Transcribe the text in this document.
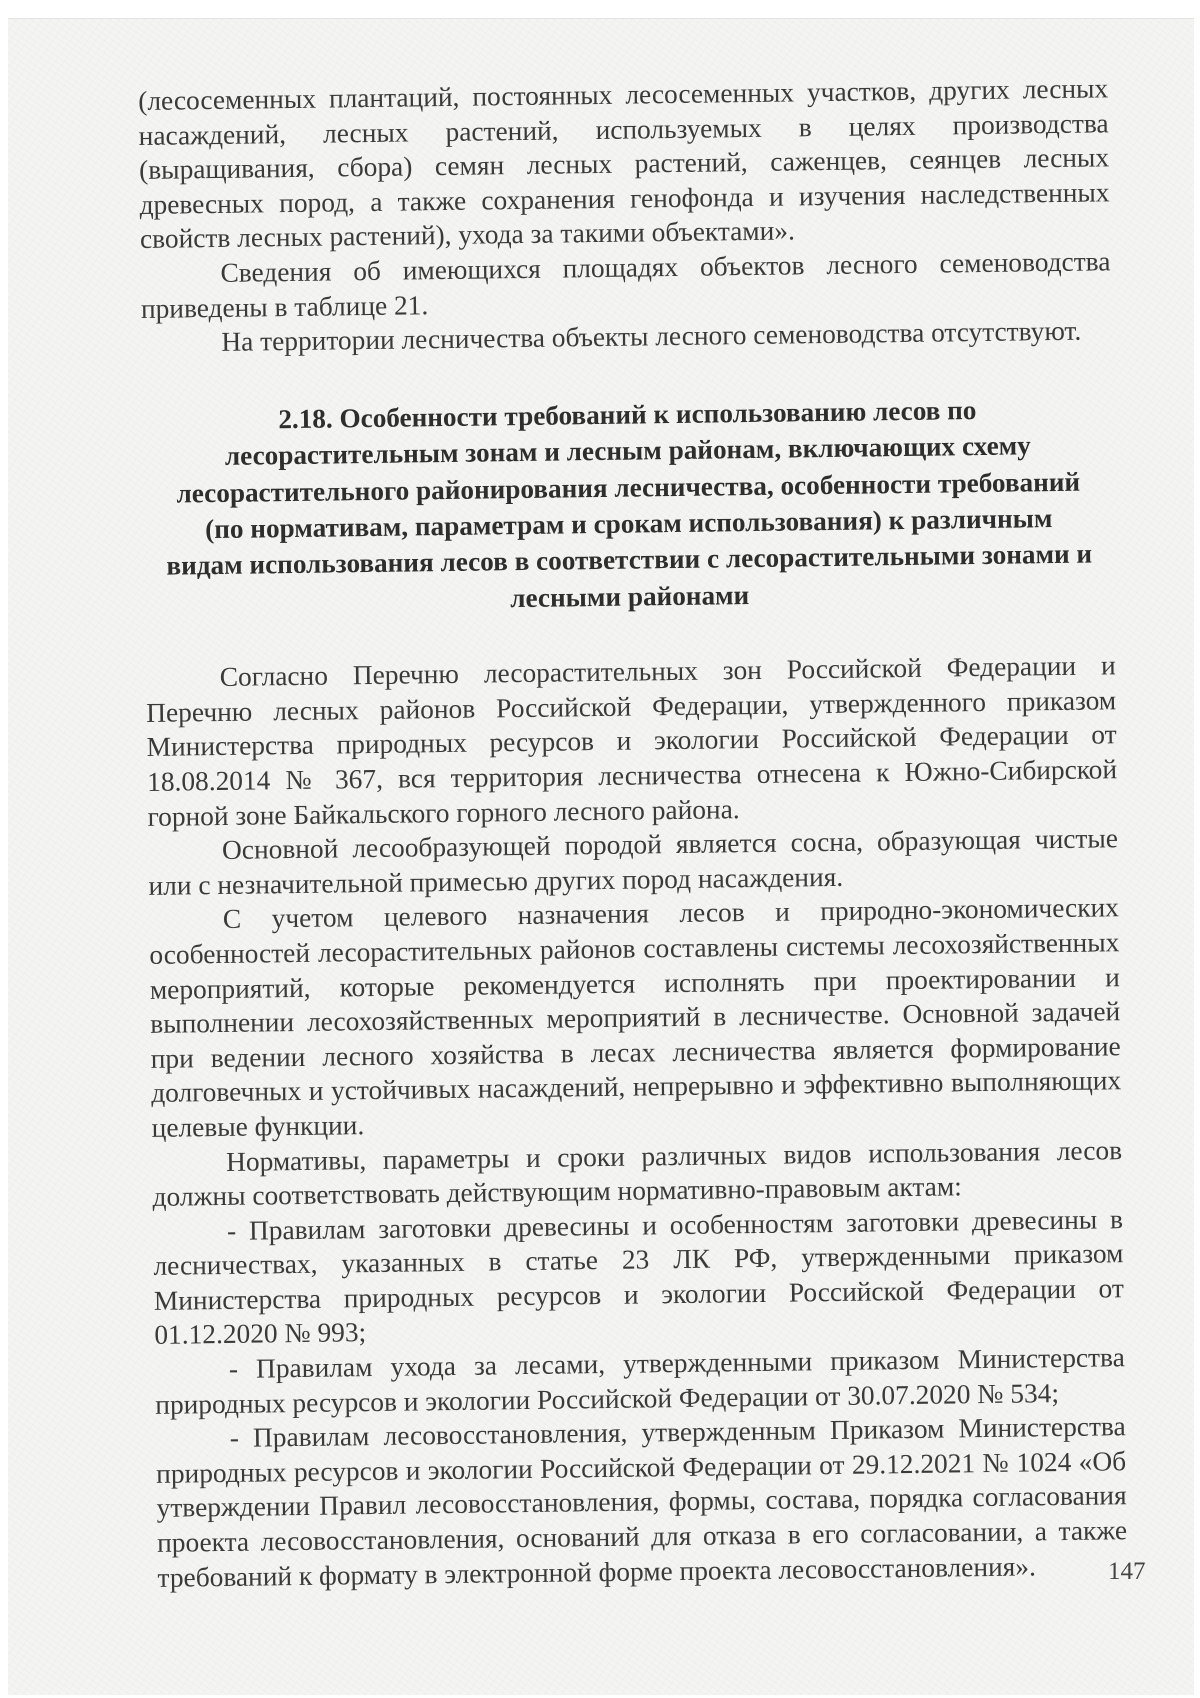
(лесосеменных плантаций, постоянных лесосеменных участков, других лесных насаждений, лесных растений, используемых в целях производства (выращивания, сбора) семян лесных растений, саженцев, сеянцев лесных древесных пород, а также сохранения генофонда и изучения наследственных свойств лесных растений), ухода за такими объектами».

Сведения об имеющихся площадях объектов лесного семеноводства приведены в таблице 21.

На территории лесничества объекты лесного семеноводства отсутствуют.

2.18. Особенности требований к использованию лесов по лесорастительным зонам и лесным районам, включающих схему лесорастительного районирования лесничества, особенности требований (по нормативам, параметрам и срокам использования) к различным видам использования лесов в соответствии с лесорастительными зонами и лесными районами

Согласно Перечню лесорастительных зон Российской Федерации и Перечню лесных районов Российской Федерации, утвержденного приказом Министерства природных ресурсов и экологии Российской Федерации от 18.08.2014 № 367, вся территория лесничества отнесена к Южно-Сибирской горной зоне Байкальского горного лесного района.

Основной лесообразующей породой является сосна, образующая чистые или с незначительной примесью других пород насаждения.

С учетом целевого назначения лесов и природно-экономических особенностей лесорастительных районов составлены системы лесохозяйственных мероприятий, которые рекомендуется исполнять при проектировании и выполнении лесохозяйственных мероприятий в лесничестве. Основной задачей при ведении лесного хозяйства в лесах лесничества является формирование долговечных и устойчивых насаждений, непрерывно и эффективно выполняющих целевые функции.

Нормативы, параметры и сроки различных видов использования лесов должны соответствовать действующим нормативно-правовым актам:

- Правилам заготовки древесины и особенностям заготовки древесины в лесничествах, указанных в статье 23 ЛК РФ, утвержденными приказом Министерства природных ресурсов и экологии Российской Федерации от 01.12.2020 № 993;

- Правилам ухода за лесами, утвержденными приказом Министерства природных ресурсов и экологии Российской Федерации от 30.07.2020 № 534;

- Правилам лесовосстановления, утвержденным Приказом Министерства природных ресурсов и экологии Российской Федерации от 29.12.2021 № 1024 «Об утверждении Правил лесовосстановления, формы, состава, порядка согласования проекта лесовосстановления, оснований для отказа в его согласовании, а также требований к формату в электронной форме проекта лесовосстановления».	147
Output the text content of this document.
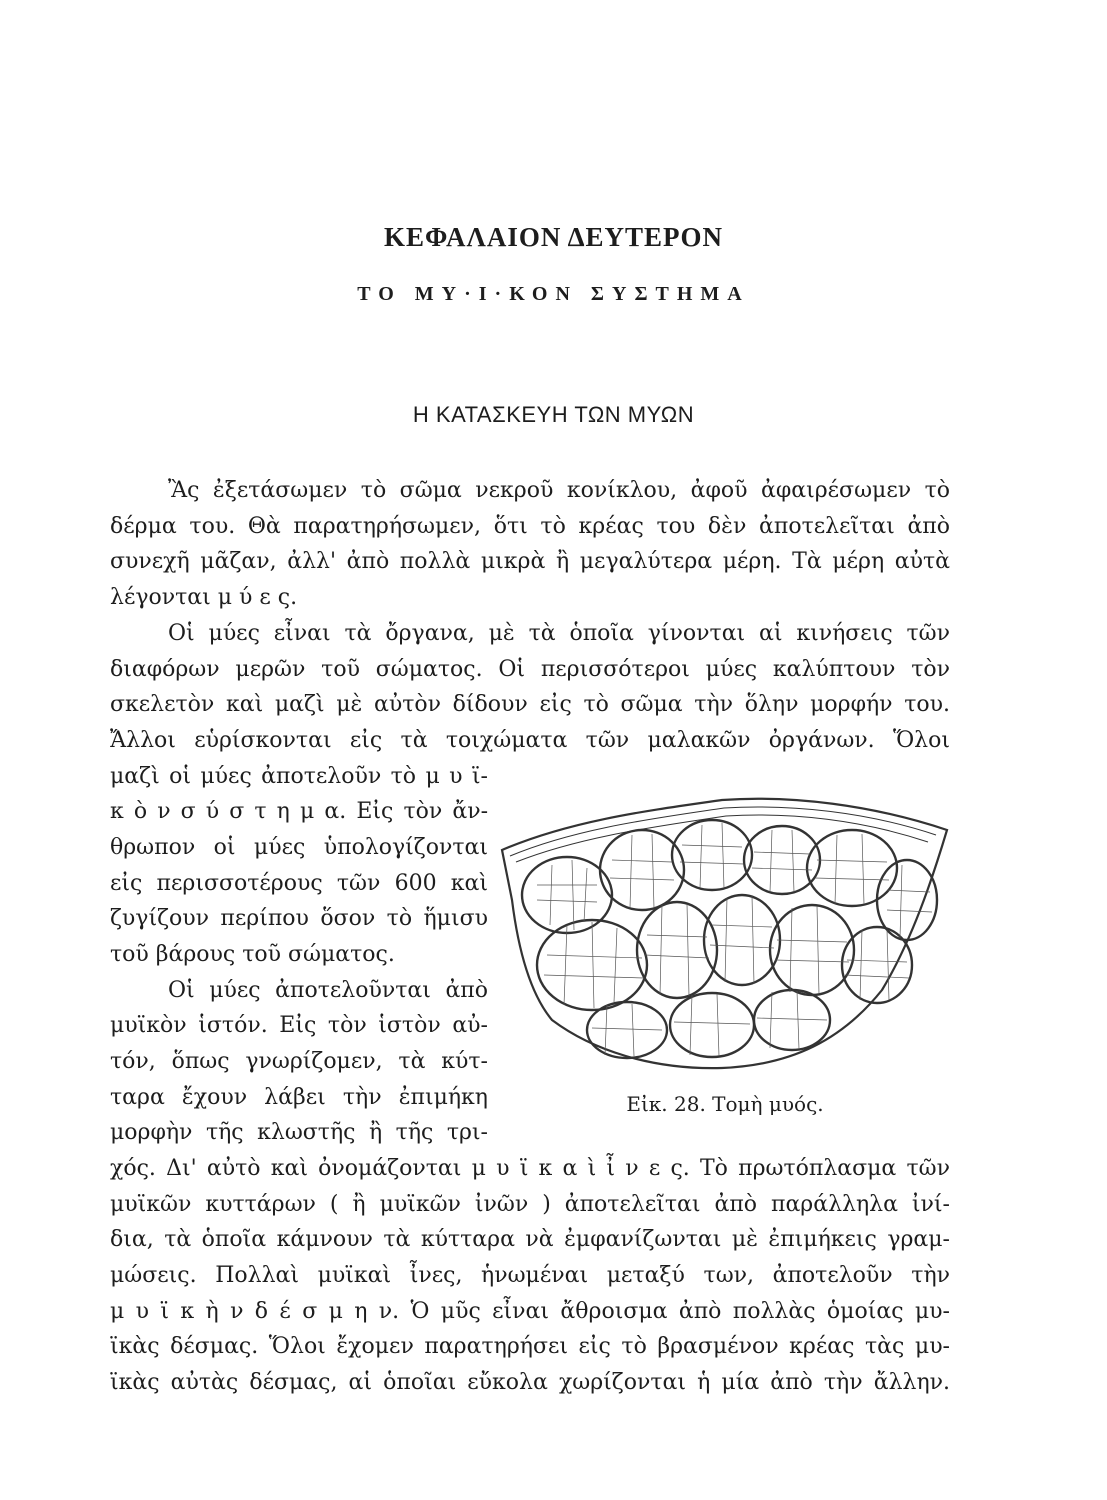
ΚΕΦΑΛΑΙΟΝ ΔΕΥΤΕΡΟΝ
ΤΟ ΜΥ·Ι·ΚΟΝ ΣΥΣΤΗΜΑ
Η ΚΑΤΑΣΚΕΥΗ ΤΩΝ ΜΥΩΝ
Ἂς ἐξετάσωμεν τὸ σῶμα νεκροῦ κονίκλου, ἀφοῦ ἀφαιρέσωμεν τὸ
δέρμα του. Θὰ παρατηρήσωμεν, ὅτι τὸ κρέας του δὲν ἀποτελεῖται ἀπὸ
συνεχῆ μᾶζαν, ἀλλ' ἀπὸ πολλὰ μικρὰ ἢ μεγαλύτερα μέρη. Τὰ μέρη αὐτὰ
λέγονται μ ύ ε ς.
Οἱ μύες εἶναι τὰ ὄργανα, μὲ τὰ ὁποῖα γίνονται αἱ κινήσεις τῶν
διαφόρων μερῶν τοῦ σώματος. Οἱ περισσότεροι μύες καλύπτουν τὸν
σκελετὸν καὶ μαζὶ μὲ αὐτὸν δίδουν εἰς τὸ σῶμα τὴν ὅλην μορφήν του.
Ἄλλοι εὑρίσκονται εἰς τὰ τοιχώματα τῶν μαλακῶν ὀργάνων. Ὅλοι
μαζὶ οἱ μύες ἀποτελοῦν τὸ μ υ ϊ-
κ ὸ ν σ ύ σ τ η μ α. Εἰς τὸν ἄν-
θρωπον οἱ μύες ὑπολογίζονται
εἰς περισσοτέρους τῶν 600 καὶ
ζυγίζουν περίπου ὅσον τὸ ἥμισυ
τοῦ βάρους τοῦ σώματος.
Οἱ μύες ἀποτελοῦνται ἀπὸ
μυϊκὸν ἱστόν. Εἰς τὸν ἱστὸν αὐ-
τόν, ὅπως γνωρίζομεν, τὰ κύτ-
ταρα ἔχουν λάβει τὴν ἐπιμήκη
μορφὴν τῆς κλωστῆς ἢ τῆς τρι-
Εἰκ. 28. Τομὴ μυός.
χός. Δι' αὐτὸ καὶ ὀνομάζονται μ υ ϊ κ α ὶ ἶ ν ε ς. Τὸ πρωτόπλασμα τῶν
μυϊκῶν κυττάρων ( ἢ μυϊκῶν ἰνῶν ) ἀποτελεῖται ἀπὸ παράλληλα ἰνί-
δια, τὰ ὁποῖα κάμνουν τὰ κύτταρα νὰ ἐμφανίζωνται μὲ ἐπιμήκεις γραμ-
μώσεις. Πολλαὶ μυϊκαὶ ἶνες, ἡνωμέναι μεταξύ των, ἀποτελοῦν τὴν
μ υ ϊ κ ὴ ν δ έ σ μ η ν. Ὁ μῦς εἶναι ἄθροισμα ἀπὸ πολλὰς ὁμοίας μυ-
ϊκὰς δέσμας. Ὅλοι ἔχομεν παρατηρήσει εἰς τὸ βρασμένον κρέας τὰς μυ-
ϊκὰς αὐτὰς δέσμας, αἱ ὁποῖαι εὔκολα χωρίζονται ἡ μία ἀπὸ τὴν ἄλλην.
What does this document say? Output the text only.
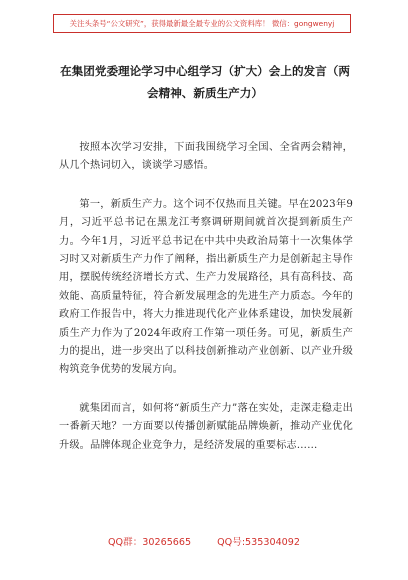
关注头条号“公文研究”，获得最新最全最专业的公文资料库！ 微信：gongwenyj
在集团党委理论学习中心组学习（扩大）会上的发言（两会精神、新质生产力）

按照本次学习安排，下面我围绕学习全国、全省两会精神，从几个热词切入，谈谈学习感悟。

第一，新质生产力。这个词不仅热而且关键。早在2023年9月，习近平总书记在黑龙江考察调研期间就首次提到新质生产力。今年1月，习近平总书记在中共中央政治局第十一次集体学习时又对新质生产力作了阐释，指出新质生产力是创新起主导作用，摆脱传统经济增长方式、生产力发展路径，具有高科技、高效能、高质量特征，符合新发展理念的先进生产力质态。今年的政府工作报告中，将大力推进现代化产业体系建设，加快发展新质生产力作为了2024年政府工作第一项任务。可见，新质生产力的提出，进一步突出了以科技创新推动产业创新、以产业升级构筑竞争优势的发展方向。

就集团而言，如何将“新质生产力”落在实处，走深走稳走出一番新天地？一方面要以传播创新赋能品牌焕新，推动产业优化升级。品牌体现企业竞争力，是经济发展的重要标志……

QQ群：30265665	QQ号:535304092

• [WHAT IS EXPECTED]:
Only a number is expected here: the count of lines in the listing that hold the string "σώματος".

• [CORRECT RESPONSE]:
2